**DATA SUPPLIED:**
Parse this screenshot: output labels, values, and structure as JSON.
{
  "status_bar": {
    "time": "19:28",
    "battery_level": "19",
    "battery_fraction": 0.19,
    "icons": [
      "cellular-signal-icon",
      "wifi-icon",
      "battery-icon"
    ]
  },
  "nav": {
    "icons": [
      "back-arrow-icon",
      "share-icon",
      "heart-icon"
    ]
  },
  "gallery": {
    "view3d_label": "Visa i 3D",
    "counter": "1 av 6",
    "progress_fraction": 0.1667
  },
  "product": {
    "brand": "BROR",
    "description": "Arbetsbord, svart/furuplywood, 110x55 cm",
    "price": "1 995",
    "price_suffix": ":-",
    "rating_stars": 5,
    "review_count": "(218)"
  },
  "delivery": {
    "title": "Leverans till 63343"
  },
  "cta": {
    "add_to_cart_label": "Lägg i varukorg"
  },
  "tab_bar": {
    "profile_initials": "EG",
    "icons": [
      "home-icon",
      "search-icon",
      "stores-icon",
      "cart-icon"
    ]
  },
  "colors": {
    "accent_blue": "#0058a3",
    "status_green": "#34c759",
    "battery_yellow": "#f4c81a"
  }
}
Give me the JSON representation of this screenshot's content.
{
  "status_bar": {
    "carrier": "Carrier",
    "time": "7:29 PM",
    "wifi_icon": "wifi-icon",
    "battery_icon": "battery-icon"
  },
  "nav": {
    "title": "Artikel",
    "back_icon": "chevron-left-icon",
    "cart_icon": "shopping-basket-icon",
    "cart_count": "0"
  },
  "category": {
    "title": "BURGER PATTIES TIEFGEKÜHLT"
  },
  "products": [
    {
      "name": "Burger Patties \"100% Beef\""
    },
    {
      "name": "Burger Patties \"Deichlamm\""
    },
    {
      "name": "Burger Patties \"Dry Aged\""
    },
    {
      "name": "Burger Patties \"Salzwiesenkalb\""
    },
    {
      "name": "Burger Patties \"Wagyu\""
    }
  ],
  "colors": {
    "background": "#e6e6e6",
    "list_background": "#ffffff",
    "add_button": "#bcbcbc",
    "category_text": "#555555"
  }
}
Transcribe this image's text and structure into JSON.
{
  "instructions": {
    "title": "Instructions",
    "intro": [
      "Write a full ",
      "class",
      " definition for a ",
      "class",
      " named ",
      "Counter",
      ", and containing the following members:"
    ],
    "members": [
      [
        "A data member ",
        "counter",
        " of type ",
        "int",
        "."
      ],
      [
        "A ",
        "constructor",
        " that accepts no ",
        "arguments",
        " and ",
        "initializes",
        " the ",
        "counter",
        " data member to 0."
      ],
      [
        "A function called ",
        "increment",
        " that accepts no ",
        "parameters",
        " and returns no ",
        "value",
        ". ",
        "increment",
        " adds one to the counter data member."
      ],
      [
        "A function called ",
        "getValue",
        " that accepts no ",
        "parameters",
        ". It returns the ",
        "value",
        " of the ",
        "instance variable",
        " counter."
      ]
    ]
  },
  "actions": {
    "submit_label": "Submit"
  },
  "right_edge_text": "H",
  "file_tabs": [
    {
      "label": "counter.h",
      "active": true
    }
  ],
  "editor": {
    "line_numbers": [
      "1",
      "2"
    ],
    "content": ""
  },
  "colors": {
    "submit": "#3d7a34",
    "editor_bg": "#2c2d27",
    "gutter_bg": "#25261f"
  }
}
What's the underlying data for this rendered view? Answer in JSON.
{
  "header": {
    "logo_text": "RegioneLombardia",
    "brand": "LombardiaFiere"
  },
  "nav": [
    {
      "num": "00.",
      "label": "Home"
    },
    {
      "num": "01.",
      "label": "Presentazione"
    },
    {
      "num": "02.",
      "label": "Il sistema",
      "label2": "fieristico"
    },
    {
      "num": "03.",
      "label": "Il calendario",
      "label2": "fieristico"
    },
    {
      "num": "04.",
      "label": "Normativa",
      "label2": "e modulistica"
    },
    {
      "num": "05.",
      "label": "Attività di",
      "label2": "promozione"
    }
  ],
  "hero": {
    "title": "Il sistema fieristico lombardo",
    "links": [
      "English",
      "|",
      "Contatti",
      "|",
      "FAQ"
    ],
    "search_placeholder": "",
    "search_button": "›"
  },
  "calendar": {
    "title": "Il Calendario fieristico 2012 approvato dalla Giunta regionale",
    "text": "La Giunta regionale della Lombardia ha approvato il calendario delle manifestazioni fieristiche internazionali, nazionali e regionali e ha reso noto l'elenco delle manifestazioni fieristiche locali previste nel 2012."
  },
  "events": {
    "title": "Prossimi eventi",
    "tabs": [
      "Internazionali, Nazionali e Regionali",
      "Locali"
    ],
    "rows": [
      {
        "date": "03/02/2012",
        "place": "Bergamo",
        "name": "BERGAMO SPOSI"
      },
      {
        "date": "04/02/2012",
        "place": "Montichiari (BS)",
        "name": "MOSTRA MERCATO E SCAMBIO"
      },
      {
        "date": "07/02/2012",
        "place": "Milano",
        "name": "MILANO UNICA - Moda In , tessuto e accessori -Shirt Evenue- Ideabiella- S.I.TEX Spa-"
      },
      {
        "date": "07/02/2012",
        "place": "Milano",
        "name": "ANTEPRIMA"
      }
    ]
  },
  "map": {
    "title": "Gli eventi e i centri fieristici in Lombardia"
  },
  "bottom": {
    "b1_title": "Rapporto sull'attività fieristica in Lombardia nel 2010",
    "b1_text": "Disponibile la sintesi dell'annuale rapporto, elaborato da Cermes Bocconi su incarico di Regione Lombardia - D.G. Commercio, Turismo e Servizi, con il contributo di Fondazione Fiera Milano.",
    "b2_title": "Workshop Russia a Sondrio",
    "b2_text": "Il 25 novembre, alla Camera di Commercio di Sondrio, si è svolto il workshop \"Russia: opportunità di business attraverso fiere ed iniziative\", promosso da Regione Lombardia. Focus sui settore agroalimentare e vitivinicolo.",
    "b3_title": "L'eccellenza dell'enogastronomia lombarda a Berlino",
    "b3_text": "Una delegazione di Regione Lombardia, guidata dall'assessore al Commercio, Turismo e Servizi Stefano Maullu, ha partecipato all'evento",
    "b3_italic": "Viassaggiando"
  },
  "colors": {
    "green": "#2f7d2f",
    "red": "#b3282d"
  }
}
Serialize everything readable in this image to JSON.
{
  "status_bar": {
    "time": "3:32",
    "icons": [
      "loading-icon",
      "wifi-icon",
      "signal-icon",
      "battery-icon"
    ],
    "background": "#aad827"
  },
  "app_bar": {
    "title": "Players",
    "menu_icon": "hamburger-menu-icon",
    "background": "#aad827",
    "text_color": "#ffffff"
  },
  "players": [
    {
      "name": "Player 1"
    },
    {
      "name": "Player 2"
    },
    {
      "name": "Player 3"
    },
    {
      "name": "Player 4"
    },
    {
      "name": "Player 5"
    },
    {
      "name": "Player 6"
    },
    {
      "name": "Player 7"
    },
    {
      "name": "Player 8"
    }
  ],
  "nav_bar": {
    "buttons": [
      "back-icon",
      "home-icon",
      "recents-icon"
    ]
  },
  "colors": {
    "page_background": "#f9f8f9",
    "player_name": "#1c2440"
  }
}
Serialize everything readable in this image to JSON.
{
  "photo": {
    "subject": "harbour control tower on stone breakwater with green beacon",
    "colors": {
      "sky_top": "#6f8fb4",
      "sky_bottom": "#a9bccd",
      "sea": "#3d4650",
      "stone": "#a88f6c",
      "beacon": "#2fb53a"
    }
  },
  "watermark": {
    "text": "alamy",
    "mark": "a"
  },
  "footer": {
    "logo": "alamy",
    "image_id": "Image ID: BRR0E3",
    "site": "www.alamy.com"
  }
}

**OBJECTIVE:** Show all lines above holding "approvato".

**THE REPLY:**
    "title": "Il Calendario fieristico 2012 approvato dalla Giunta regionale",
    "text": "La Giunta regionale della Lombardia ha approvato il calendario delle manifestazioni fieristiche internazionali, nazionali e regionali e ha reso noto l'elenco delle manifestazioni fieristiche locali previste nel 2012."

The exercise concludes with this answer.